Every entry below should be transcribed exactly; pictures stay out of the copy.
::::
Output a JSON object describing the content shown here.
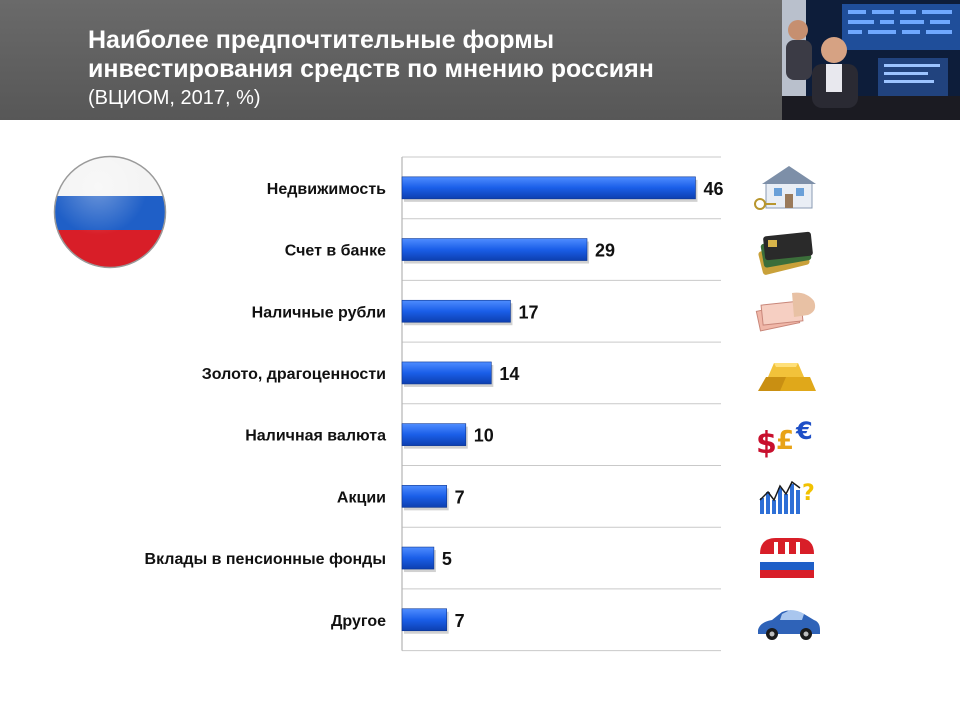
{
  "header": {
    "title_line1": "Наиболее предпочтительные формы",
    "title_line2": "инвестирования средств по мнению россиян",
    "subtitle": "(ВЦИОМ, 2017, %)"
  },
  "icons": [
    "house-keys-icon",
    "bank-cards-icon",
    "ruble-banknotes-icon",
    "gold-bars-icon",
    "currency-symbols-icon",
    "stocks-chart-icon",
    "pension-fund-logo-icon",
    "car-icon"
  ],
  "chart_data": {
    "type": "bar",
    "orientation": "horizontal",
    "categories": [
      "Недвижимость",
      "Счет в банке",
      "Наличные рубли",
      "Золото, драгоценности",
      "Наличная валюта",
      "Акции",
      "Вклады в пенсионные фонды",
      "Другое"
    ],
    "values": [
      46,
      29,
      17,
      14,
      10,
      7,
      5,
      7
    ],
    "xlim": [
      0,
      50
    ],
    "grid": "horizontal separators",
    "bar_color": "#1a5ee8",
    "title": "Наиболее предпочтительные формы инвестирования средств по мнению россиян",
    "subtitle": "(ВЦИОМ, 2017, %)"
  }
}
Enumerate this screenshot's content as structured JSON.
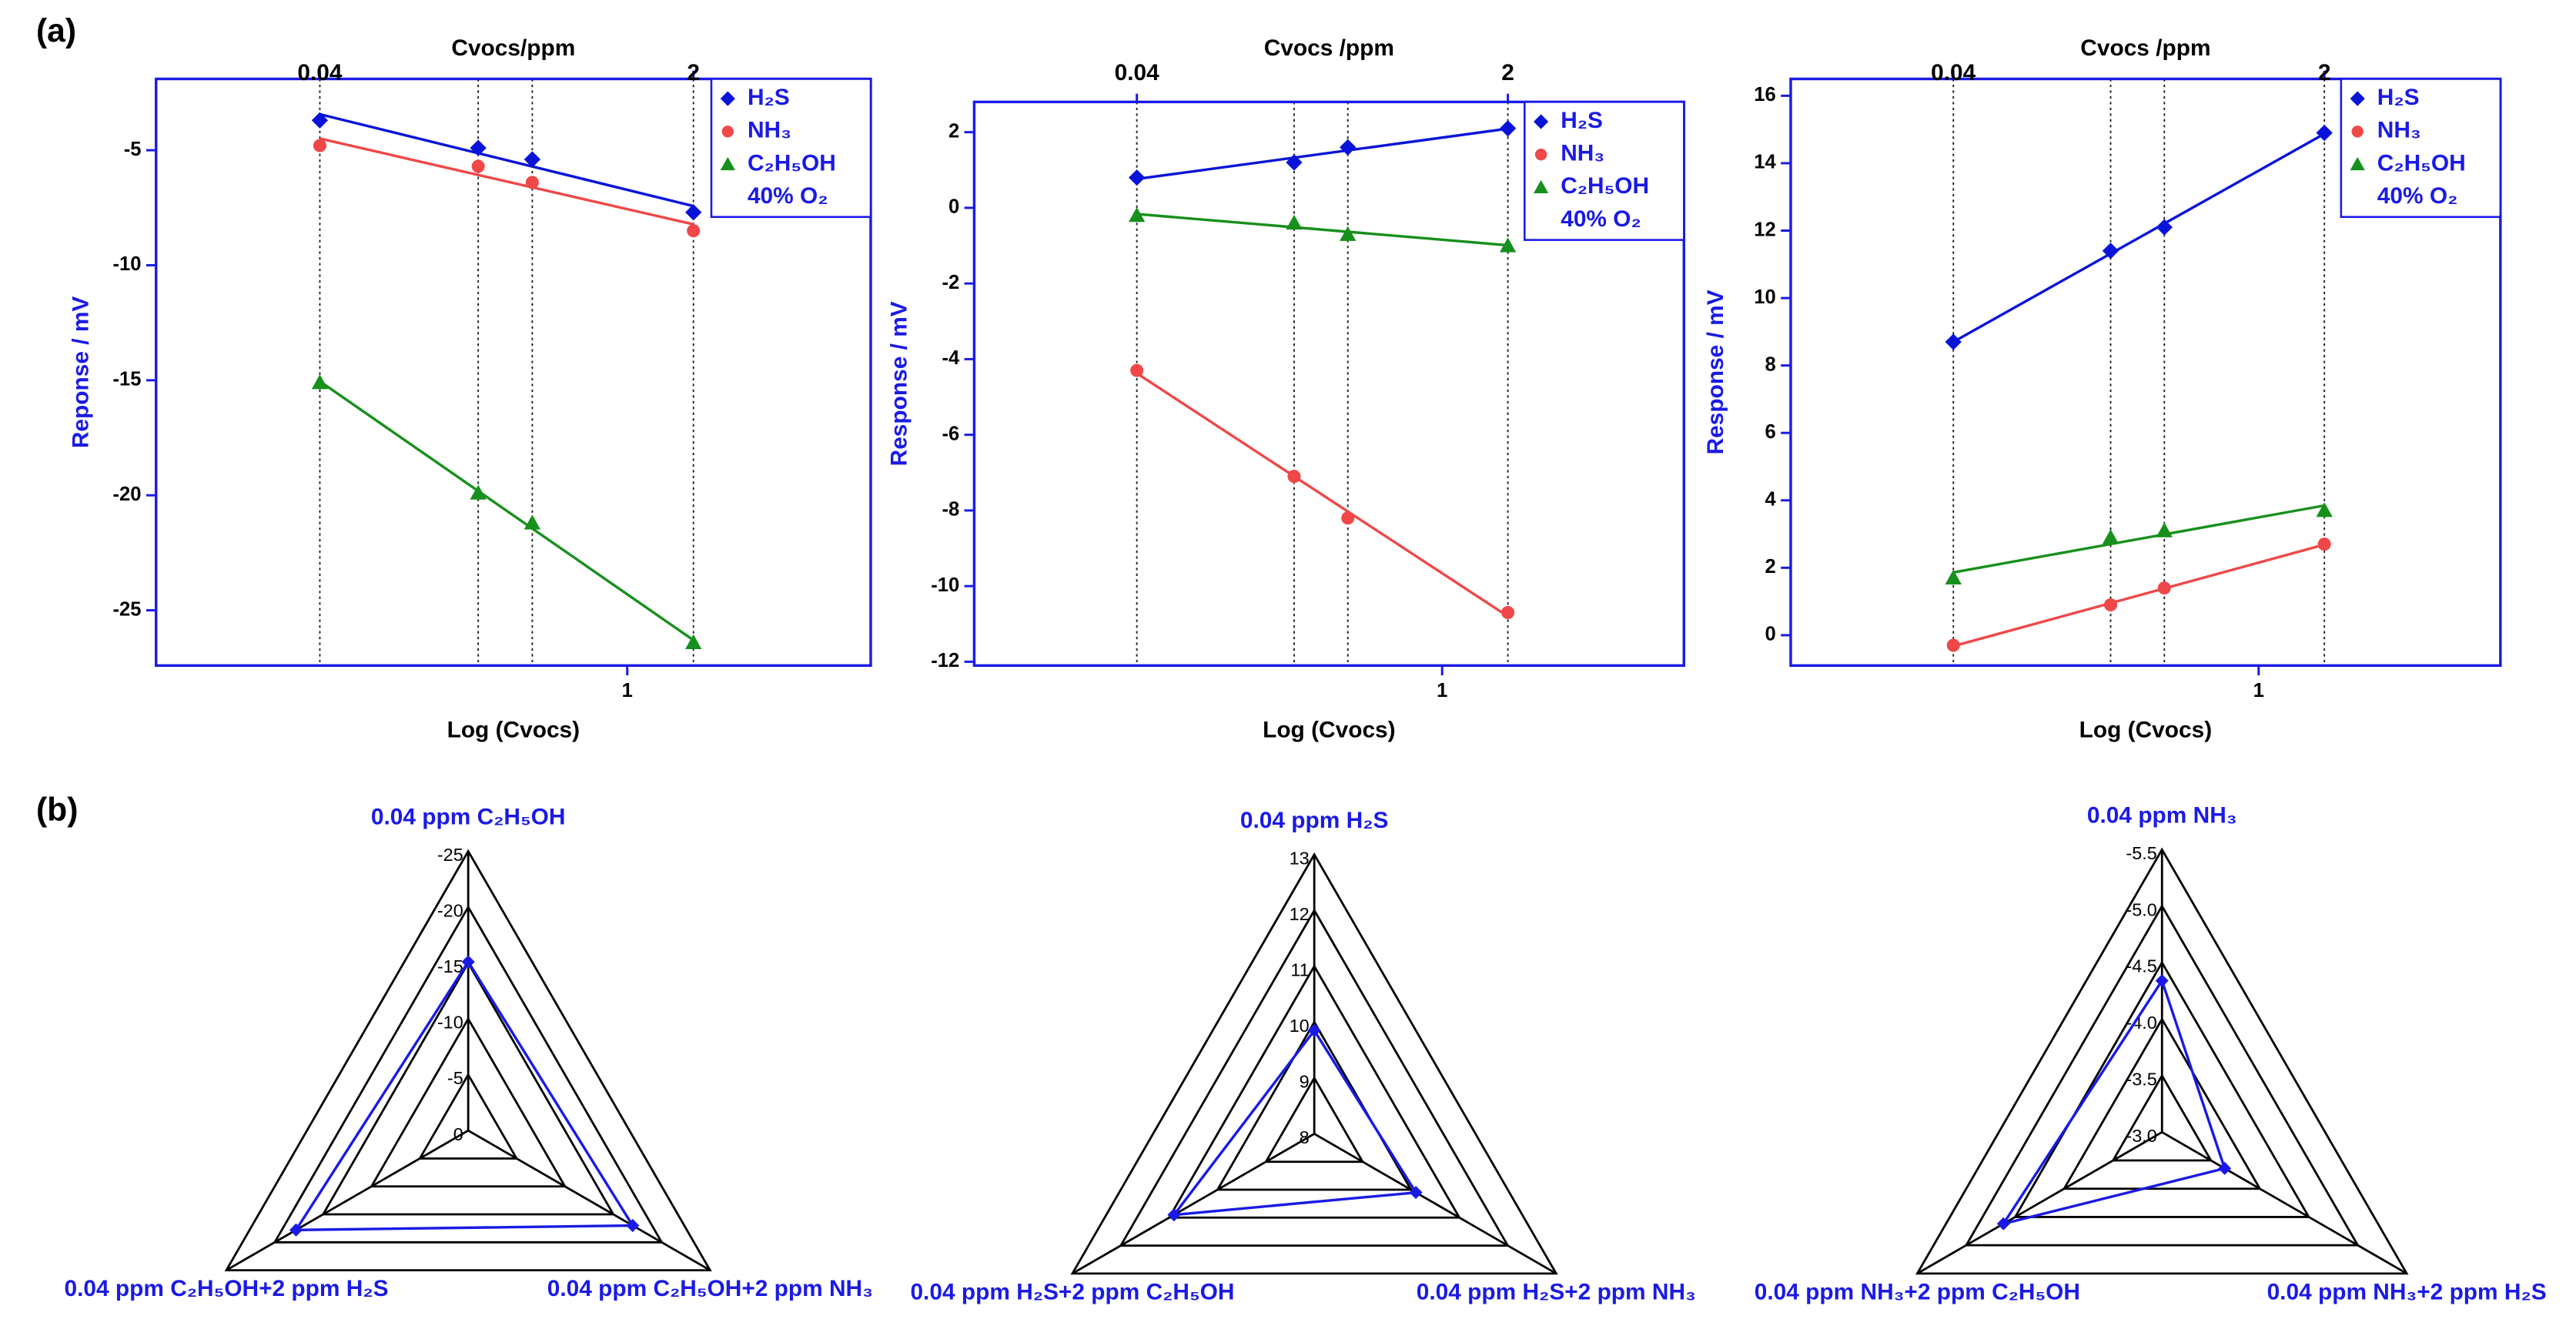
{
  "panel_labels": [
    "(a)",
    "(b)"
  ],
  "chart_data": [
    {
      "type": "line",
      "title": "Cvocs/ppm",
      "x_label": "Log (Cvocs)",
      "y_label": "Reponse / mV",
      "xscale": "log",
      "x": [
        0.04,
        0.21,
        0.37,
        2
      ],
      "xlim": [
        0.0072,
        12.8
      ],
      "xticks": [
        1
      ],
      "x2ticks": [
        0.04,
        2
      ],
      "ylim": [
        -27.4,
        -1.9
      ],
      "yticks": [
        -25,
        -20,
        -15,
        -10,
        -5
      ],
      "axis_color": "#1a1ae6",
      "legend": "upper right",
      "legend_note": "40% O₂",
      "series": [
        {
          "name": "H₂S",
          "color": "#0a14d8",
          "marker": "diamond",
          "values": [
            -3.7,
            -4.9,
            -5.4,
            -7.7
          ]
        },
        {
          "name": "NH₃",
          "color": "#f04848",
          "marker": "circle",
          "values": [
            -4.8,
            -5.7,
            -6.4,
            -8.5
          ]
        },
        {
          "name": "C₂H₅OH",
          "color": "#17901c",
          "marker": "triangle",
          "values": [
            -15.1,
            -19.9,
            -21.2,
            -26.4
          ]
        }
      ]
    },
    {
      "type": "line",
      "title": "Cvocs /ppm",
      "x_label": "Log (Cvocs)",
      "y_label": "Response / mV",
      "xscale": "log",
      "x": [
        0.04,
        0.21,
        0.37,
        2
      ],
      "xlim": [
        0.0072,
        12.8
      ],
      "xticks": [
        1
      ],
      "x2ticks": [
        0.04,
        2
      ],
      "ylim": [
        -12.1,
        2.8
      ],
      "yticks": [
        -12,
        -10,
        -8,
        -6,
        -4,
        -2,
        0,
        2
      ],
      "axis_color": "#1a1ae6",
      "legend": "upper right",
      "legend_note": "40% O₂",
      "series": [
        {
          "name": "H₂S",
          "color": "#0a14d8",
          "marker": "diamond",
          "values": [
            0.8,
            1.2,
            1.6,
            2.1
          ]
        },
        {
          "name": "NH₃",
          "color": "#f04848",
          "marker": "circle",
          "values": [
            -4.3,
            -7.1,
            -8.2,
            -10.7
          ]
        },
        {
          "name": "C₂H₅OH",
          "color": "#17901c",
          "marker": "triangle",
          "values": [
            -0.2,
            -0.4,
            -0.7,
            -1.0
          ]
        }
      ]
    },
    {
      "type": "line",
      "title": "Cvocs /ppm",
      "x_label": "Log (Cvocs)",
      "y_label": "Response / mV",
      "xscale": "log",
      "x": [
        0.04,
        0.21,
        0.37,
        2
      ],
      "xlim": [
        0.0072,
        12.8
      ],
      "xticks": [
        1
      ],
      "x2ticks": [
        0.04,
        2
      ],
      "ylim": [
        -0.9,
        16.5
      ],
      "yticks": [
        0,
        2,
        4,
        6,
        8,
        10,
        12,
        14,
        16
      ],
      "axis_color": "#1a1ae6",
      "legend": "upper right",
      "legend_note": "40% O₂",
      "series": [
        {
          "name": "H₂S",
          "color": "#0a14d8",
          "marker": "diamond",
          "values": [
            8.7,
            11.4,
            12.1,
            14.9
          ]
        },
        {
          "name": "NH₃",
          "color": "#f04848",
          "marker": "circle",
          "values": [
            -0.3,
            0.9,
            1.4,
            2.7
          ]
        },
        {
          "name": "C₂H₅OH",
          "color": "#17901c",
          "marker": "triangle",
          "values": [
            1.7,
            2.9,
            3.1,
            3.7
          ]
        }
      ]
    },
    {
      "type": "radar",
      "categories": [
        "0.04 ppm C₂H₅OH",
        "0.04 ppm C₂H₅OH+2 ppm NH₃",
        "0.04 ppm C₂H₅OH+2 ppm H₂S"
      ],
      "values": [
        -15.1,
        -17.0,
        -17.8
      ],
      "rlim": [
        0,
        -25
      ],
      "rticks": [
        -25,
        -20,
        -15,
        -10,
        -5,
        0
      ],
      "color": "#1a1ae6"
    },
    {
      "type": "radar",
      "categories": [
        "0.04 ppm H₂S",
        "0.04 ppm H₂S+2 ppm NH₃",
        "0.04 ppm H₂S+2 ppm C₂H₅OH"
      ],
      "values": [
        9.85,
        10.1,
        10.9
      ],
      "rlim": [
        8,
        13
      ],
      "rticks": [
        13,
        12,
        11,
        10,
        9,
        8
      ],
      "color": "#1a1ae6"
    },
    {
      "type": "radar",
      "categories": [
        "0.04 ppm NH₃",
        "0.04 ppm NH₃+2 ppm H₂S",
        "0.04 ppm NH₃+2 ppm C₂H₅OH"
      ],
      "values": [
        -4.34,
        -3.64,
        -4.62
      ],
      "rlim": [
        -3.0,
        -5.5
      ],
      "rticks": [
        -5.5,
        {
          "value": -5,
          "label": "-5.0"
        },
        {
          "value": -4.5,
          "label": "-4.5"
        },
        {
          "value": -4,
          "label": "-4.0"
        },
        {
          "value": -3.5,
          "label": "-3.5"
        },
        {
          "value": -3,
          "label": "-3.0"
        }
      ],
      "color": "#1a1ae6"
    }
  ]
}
::::
__Complete response__
Output a JSON object describing the content shown here.
{
  "header": {
    "title_line1": "Наиболее предпочтительные формы",
    "title_line2": "инвестирования средств по мнению россиян",
    "subtitle": "(ВЦИОМ, 2017, %)"
  },
  "icons": [
    "house-keys-icon",
    "bank-cards-icon",
    "ruble-banknotes-icon",
    "gold-bars-icon",
    "currency-symbols-icon",
    "stocks-chart-icon",
    "pension-fund-logo-icon",
    "car-icon"
  ],
  "chart_data": {
    "type": "bar",
    "orientation": "horizontal",
    "categories": [
      "Недвижимость",
      "Счет в банке",
      "Наличные рубли",
      "Золото, драгоценности",
      "Наличная валюта",
      "Акции",
      "Вклады в пенсионные фонды",
      "Другое"
    ],
    "values": [
      46,
      29,
      17,
      14,
      10,
      7,
      5,
      7
    ],
    "xlim": [
      0,
      50
    ],
    "grid": "horizontal separators",
    "bar_color": "#1a5ee8",
    "title": "Наиболее предпочтительные формы инвестирования средств по мнению россиян",
    "subtitle": "(ВЦИОМ, 2017, %)"
  }
}
Enumerate this screenshot's content as structured JSON.
{
  "panel_labels": [
    "(a)",
    "(b)"
  ],
  "chart_data": [
    {
      "type": "line",
      "title": "Cvocs/ppm",
      "x_label": "Log (Cvocs)",
      "y_label": "Reponse / mV",
      "xscale": "log",
      "x": [
        0.04,
        0.21,
        0.37,
        2
      ],
      "xlim": [
        0.0072,
        12.8
      ],
      "xticks": [
        1
      ],
      "x2ticks": [
        0.04,
        2
      ],
      "ylim": [
        -27.4,
        -1.9
      ],
      "yticks": [
        -25,
        -20,
        -15,
        -10,
        -5
      ],
      "axis_color": "#1a1ae6",
      "legend": "upper right",
      "legend_note": "40% O₂",
      "series": [
        {
          "name": "H₂S",
          "color": "#0a14d8",
          "marker": "diamond",
          "values": [
            -3.7,
            -4.9,
            -5.4,
            -7.7
          ]
        },
        {
          "name": "NH₃",
          "color": "#f04848",
          "marker": "circle",
          "values": [
            -4.8,
            -5.7,
            -6.4,
            -8.5
          ]
        },
        {
          "name": "C₂H₅OH",
          "color": "#17901c",
          "marker": "triangle",
          "values": [
            -15.1,
            -19.9,
            -21.2,
            -26.4
          ]
        }
      ]
    },
    {
      "type": "line",
      "title": "Cvocs /ppm",
      "x_label": "Log (Cvocs)",
      "y_label": "Response / mV",
      "xscale": "log",
      "x": [
        0.04,
        0.21,
        0.37,
        2
      ],
      "xlim": [
        0.0072,
        12.8
      ],
      "xticks": [
        1
      ],
      "x2ticks": [
        0.04,
        2
      ],
      "ylim": [
        -12.1,
        2.8
      ],
      "yticks": [
        -12,
        -10,
        -8,
        -6,
        -4,
        -2,
        0,
        2
      ],
      "axis_color": "#1a1ae6",
      "legend": "upper right",
      "legend_note": "40% O₂",
      "series": [
        {
          "name": "H₂S",
          "color": "#0a14d8",
          "marker": "diamond",
          "values": [
            0.8,
            1.2,
            1.6,
            2.1
          ]
        },
        {
          "name": "NH₃",
          "color": "#f04848",
          "marker": "circle",
          "values": [
            -4.3,
            -7.1,
            -8.2,
            -10.7
          ]
        },
        {
          "name": "C₂H₅OH",
          "color": "#17901c",
          "marker": "triangle",
          "values": [
            -0.2,
            -0.4,
            -0.7,
            -1.0
          ]
        }
      ]
    },
    {
      "type": "line",
      "title": "Cvocs /ppm",
      "x_label": "Log (Cvocs)",
      "y_label": "Response / mV",
      "xscale": "log",
      "x": [
        0.04,
        0.21,
        0.37,
        2
      ],
      "xlim": [
        0.0072,
        12.8
      ],
      "xticks": [
        1
      ],
      "x2ticks": [
        0.04,
        2
      ],
      "ylim": [
        -0.9,
        16.5
      ],
      "yticks": [
        0,
        2,
        4,
        6,
        8,
        10,
        12,
        14,
        16
      ],
      "axis_color": "#1a1ae6",
      "legend": "upper right",
      "legend_note": "40% O₂",
      "series": [
        {
          "name": "H₂S",
          "color": "#0a14d8",
          "marker": "diamond",
          "values": [
            8.7,
            11.4,
            12.1,
            14.9
          ]
        },
        {
          "name": "NH₃",
          "color": "#f04848",
          "marker": "circle",
          "values": [
            -0.3,
            0.9,
            1.4,
            2.7
          ]
        },
        {
          "name": "C₂H₅OH",
          "color": "#17901c",
          "marker": "triangle",
          "values": [
            1.7,
            2.9,
            3.1,
            3.7
          ]
        }
      ]
    },
    {
      "type": "radar",
      "categories": [
        "0.04 ppm C₂H₅OH",
        "0.04 ppm C₂H₅OH+2 ppm NH₃",
        "0.04 ppm C₂H₅OH+2 ppm H₂S"
      ],
      "values": [
        -15.1,
        -17.0,
        -17.8
      ],
      "rlim": [
        0,
        -25
      ],
      "rticks": [
        -25,
        -20,
        -15,
        -10,
        -5,
        0
      ],
      "color": "#1a1ae6"
    },
    {
      "type": "radar",
      "categories": [
        "0.04 ppm H₂S",
        "0.04 ppm H₂S+2 ppm NH₃",
        "0.04 ppm H₂S+2 ppm C₂H₅OH"
      ],
      "values": [
        9.85,
        10.1,
        10.9
      ],
      "rlim": [
        8,
        13
      ],
      "rticks": [
        13,
        12,
        11,
        10,
        9,
        8
      ],
      "color": "#1a1ae6"
    },
    {
      "type": "radar",
      "categories": [
        "0.04 ppm NH₃",
        "0.04 ppm NH₃+2 ppm H₂S",
        "0.04 ppm NH₃+2 ppm C₂H₅OH"
      ],
      "values": [
        -4.34,
        -3.64,
        -4.62
      ],
      "rlim": [
        -3.0,
        -5.5
      ],
      "rticks": [
        -5.5,
        {
          "value": -5,
          "label": "-5.0"
        },
        {
          "value": -4.5,
          "label": "-4.5"
        },
        {
          "value": -4,
          "label": "-4.0"
        },
        {
          "value": -3.5,
          "label": "-3.5"
        },
        {
          "value": -3,
          "label": "-3.0"
        }
      ],
      "color": "#1a1ae6"
    }
  ]
}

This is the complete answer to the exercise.